Copy every entry precisely.
--- --- ---
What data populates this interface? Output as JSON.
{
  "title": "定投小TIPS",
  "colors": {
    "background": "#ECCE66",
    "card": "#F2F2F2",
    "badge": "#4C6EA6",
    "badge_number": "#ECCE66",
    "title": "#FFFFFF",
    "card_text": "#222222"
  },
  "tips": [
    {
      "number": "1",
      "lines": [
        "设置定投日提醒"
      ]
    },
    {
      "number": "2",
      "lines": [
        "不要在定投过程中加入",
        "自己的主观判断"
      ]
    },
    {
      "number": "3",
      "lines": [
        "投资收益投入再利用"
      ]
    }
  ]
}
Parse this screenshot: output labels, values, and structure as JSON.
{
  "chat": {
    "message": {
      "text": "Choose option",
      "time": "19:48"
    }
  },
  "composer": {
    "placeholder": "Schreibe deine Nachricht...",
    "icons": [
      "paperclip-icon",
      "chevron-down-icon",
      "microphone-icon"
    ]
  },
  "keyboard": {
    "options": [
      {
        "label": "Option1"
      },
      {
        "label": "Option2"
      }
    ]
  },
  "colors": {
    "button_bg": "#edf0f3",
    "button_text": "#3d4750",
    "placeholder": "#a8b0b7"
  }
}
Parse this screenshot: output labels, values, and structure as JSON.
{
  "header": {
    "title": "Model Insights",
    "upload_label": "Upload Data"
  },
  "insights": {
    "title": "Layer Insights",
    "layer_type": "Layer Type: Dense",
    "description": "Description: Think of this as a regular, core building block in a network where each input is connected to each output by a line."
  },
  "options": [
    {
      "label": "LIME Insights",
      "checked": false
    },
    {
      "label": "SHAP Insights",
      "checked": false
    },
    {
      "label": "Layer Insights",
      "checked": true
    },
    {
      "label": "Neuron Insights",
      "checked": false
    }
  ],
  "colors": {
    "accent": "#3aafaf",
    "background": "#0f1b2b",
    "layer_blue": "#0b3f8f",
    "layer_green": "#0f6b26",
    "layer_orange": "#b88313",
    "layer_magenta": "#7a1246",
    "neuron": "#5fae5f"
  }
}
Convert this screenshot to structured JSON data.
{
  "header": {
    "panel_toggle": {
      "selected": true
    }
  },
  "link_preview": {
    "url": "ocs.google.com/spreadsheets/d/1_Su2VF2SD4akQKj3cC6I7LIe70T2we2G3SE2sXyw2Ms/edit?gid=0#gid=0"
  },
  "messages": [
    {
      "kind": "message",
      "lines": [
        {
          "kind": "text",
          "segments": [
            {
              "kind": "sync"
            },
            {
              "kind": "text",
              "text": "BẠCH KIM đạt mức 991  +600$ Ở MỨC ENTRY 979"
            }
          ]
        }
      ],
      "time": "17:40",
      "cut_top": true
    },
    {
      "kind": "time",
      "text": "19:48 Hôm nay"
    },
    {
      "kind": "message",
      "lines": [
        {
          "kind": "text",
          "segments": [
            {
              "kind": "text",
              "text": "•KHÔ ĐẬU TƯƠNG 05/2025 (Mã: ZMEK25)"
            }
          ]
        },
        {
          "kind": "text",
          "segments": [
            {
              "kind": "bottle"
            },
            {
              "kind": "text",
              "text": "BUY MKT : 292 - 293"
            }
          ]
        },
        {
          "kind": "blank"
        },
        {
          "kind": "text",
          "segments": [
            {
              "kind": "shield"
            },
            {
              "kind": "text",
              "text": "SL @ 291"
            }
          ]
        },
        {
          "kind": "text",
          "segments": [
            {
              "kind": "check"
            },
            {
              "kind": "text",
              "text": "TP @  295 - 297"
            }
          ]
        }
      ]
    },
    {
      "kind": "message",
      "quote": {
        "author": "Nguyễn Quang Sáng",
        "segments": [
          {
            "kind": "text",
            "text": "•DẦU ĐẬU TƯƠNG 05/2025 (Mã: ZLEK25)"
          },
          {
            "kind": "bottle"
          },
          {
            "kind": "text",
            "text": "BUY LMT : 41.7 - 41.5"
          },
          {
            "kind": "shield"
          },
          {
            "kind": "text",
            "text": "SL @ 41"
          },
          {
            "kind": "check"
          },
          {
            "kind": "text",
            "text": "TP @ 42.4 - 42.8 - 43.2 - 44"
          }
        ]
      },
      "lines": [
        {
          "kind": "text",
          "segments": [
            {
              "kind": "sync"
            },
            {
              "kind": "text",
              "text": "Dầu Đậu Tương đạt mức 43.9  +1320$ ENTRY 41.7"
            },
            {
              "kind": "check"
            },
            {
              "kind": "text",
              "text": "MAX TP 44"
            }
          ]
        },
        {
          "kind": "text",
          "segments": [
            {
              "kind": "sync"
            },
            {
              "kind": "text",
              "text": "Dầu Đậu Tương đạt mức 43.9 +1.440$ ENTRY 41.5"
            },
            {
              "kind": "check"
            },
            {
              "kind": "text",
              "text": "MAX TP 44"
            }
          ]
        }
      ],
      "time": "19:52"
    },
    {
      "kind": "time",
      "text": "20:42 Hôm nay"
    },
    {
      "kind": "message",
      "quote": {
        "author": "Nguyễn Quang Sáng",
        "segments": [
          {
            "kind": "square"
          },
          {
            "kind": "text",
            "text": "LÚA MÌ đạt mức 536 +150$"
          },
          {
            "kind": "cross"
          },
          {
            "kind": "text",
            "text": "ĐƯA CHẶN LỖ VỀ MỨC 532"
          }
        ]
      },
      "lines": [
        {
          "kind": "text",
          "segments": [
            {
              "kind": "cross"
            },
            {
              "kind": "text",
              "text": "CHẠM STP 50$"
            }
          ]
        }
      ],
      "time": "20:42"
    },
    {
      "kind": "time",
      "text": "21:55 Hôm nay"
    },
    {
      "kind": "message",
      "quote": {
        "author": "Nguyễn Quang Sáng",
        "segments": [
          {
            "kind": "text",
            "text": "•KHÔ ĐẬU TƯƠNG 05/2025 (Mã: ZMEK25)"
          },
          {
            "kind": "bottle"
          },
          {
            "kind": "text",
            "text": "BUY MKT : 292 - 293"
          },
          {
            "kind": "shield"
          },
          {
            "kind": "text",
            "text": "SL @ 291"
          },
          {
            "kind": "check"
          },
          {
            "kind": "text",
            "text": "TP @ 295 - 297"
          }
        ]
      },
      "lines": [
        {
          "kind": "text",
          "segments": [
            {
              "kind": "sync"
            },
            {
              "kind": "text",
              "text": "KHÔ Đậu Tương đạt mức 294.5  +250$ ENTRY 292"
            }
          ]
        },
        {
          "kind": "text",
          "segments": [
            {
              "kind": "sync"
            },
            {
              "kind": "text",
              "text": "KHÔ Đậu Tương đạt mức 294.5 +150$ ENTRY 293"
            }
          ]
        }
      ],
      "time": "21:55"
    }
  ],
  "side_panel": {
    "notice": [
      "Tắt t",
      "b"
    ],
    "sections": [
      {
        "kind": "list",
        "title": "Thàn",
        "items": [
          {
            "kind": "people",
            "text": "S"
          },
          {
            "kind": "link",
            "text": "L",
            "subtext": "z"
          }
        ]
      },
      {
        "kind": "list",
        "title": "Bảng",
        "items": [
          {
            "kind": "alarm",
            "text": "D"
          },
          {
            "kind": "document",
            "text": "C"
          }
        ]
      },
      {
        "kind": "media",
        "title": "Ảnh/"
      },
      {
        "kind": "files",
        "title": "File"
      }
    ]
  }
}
--- --- ---
- **Exercise solution**
What data populates this interface? Output as JSON.
{
  "title": "定投小TIPS",
  "colors": {
    "background": "#ECCE66",
    "card": "#F2F2F2",
    "badge": "#4C6EA6",
    "badge_number": "#ECCE66",
    "title": "#FFFFFF",
    "card_text": "#222222"
  },
  "tips": [
    {
      "number": "1",
      "lines": [
        "设置定投日提醒"
      ]
    },
    {
      "number": "2",
      "lines": [
        "不要在定投过程中加入",
        "自己的主观判断"
      ]
    },
    {
      "number": "3",
      "lines": [
        "投资收益投入再利用"
      ]
    }
  ]
}
Parse this screenshot: output labels, values, and structure as JSON.
{
  "chat": {
    "message": {
      "text": "Choose option",
      "time": "19:48"
    }
  },
  "composer": {
    "placeholder": "Schreibe deine Nachricht...",
    "icons": [
      "paperclip-icon",
      "chevron-down-icon",
      "microphone-icon"
    ]
  },
  "keyboard": {
    "options": [
      {
        "label": "Option1"
      },
      {
        "label": "Option2"
      }
    ]
  },
  "colors": {
    "button_bg": "#edf0f3",
    "button_text": "#3d4750",
    "placeholder": "#a8b0b7"
  }
}
Parse this screenshot: output labels, values, and structure as JSON.
{
  "header": {
    "title": "Model Insights",
    "upload_label": "Upload Data"
  },
  "insights": {
    "title": "Layer Insights",
    "layer_type": "Layer Type: Dense",
    "description": "Description: Think of this as a regular, core building block in a network where each input is connected to each output by a line."
  },
  "options": [
    {
      "label": "LIME Insights",
      "checked": false
    },
    {
      "label": "SHAP Insights",
      "checked": false
    },
    {
      "label": "Layer Insights",
      "checked": true
    },
    {
      "label": "Neuron Insights",
      "checked": false
    }
  ],
  "colors": {
    "accent": "#3aafaf",
    "background": "#0f1b2b",
    "layer_blue": "#0b3f8f",
    "layer_green": "#0f6b26",
    "layer_orange": "#b88313",
    "layer_magenta": "#7a1246",
    "neuron": "#5fae5f"
  }
}
Convert this screenshot to structured JSON data.
{
  "header": {
    "panel_toggle": {
      "selected": true
    }
  },
  "link_preview": {
    "url": "ocs.google.com/spreadsheets/d/1_Su2VF2SD4akQKj3cC6I7LIe70T2we2G3SE2sXyw2Ms/edit?gid=0#gid=0"
  },
  "messages": [
    {
      "kind": "message",
      "lines": [
        {
          "kind": "text",
          "segments": [
            {
              "kind": "sync"
            },
            {
              "kind": "text",
              "text": "BẠCH KIM đạt mức 991  +600$ Ở MỨC ENTRY 979"
            }
          ]
        }
      ],
      "time": "17:40",
      "cut_top": true
    },
    {
      "kind": "time",
      "text": "19:48 Hôm nay"
    },
    {
      "kind": "message",
      "lines": [
        {
          "kind": "text",
          "segments": [
            {
              "kind": "text",
              "text": "•KHÔ ĐẬU TƯƠNG 05/2025 (Mã: ZMEK25)"
            }
          ]
        },
        {
          "kind": "text",
          "segments": [
            {
              "kind": "bottle"
            },
            {
              "kind": "text",
              "text": "BUY MKT : 292 - 293"
            }
          ]
        },
        {
          "kind": "blank"
        },
        {
          "kind": "text",
          "segments": [
            {
              "kind": "shield"
            },
            {
              "kind": "text",
              "text": "SL @ 291"
            }
          ]
        },
        {
          "kind": "text",
          "segments": [
            {
              "kind": "check"
            },
            {
              "kind": "text",
              "text": "TP @  295 - 297"
            }
          ]
        }
      ]
    },
    {
      "kind": "message",
      "quote": {
        "author": "Nguyễn Quang Sáng",
        "segments": [
          {
            "kind": "text",
            "text": "•DẦU ĐẬU TƯƠNG 05/2025 (Mã: ZLEK25)"
          },
          {
            "kind": "bottle"
          },
          {
            "kind": "text",
            "text": "BUY LMT : 41.7 - 41.5"
          },
          {
            "kind": "shield"
          },
          {
            "kind": "text",
            "text": "SL @ 41"
          },
          {
            "kind": "check"
          },
          {
            "kind": "text",
            "text": "TP @ 42.4 - 42.8 - 43.2 - 44"
          }
        ]
      },
      "lines": [
        {
          "kind": "text",
          "segments": [
            {
              "kind": "sync"
            },
            {
              "kind": "text",
              "text": "Dầu Đậu Tương đạt mức 43.9  +1320$ ENTRY 41.7"
            },
            {
              "kind": "check"
            },
            {
              "kind": "text",
              "text": "MAX TP 44"
            }
          ]
        },
        {
          "kind": "text",
          "segments": [
            {
              "kind": "sync"
            },
            {
              "kind": "text",
              "text": "Dầu Đậu Tương đạt mức 43.9 +1.440$ ENTRY 41.5"
            },
            {
              "kind": "check"
            },
            {
              "kind": "text",
              "text": "MAX TP 44"
            }
          ]
        }
      ],
      "time": "19:52"
    },
    {
      "kind": "time",
      "text": "20:42 Hôm nay"
    },
    {
      "kind": "message",
      "quote": {
        "author": "Nguyễn Quang Sáng",
        "segments": [
          {
            "kind": "square"
          },
          {
            "kind": "text",
            "text": "LÚA MÌ đạt mức 536 +150$"
          },
          {
            "kind": "cross"
          },
          {
            "kind": "text",
            "text": "ĐƯA CHẶN LỖ VỀ MỨC 532"
          }
        ]
      },
      "lines": [
        {
          "kind": "text",
          "segments": [
            {
              "kind": "cross"
            },
            {
              "kind": "text",
              "text": "CHẠM STP 50$"
            }
          ]
        }
      ],
      "time": "20:42"
    },
    {
      "kind": "time",
      "text": "21:55 Hôm nay"
    },
    {
      "kind": "message",
      "quote": {
        "author": "Nguyễn Quang Sáng",
        "segments": [
          {
            "kind": "text",
            "text": "•KHÔ ĐẬU TƯƠNG 05/2025 (Mã: ZMEK25)"
          },
          {
            "kind": "bottle"
          },
          {
            "kind": "text",
            "text": "BUY MKT : 292 - 293"
          },
          {
            "kind": "shield"
          },
          {
            "kind": "text",
            "text": "SL @ 291"
          },
          {
            "kind": "check"
          },
          {
            "kind": "text",
            "text": "TP @ 295 - 297"
          }
        ]
      },
      "lines": [
        {
          "kind": "text",
          "segments": [
            {
              "kind": "sync"
            },
            {
              "kind": "text",
              "text": "KHÔ Đậu Tương đạt mức 294.5  +250$ ENTRY 292"
            }
          ]
        },
        {
          "kind": "text",
          "segments": [
            {
              "kind": "sync"
            },
            {
              "kind": "text",
              "text": "KHÔ Đậu Tương đạt mức 294.5 +150$ ENTRY 293"
            }
          ]
        }
      ],
      "time": "21:55"
    }
  ],
  "side_panel": {
    "notice": [
      "Tắt t",
      "b"
    ],
    "sections": [
      {
        "kind": "list",
        "title": "Thàn",
        "items": [
          {
            "kind": "people",
            "text": "S"
          },
          {
            "kind": "link",
            "text": "L",
            "subtext": "z"
          }
        ]
      },
      {
        "kind": "list",
        "title": "Bảng",
        "items": [
          {
            "kind": "alarm",
            "text": "D"
          },
          {
            "kind": "document",
            "text": "C"
          }
        ]
      },
      {
        "kind": "media",
        "title": "Ảnh/"
      },
      {
        "kind": "files",
        "title": "File"
      }
    ]
  }
}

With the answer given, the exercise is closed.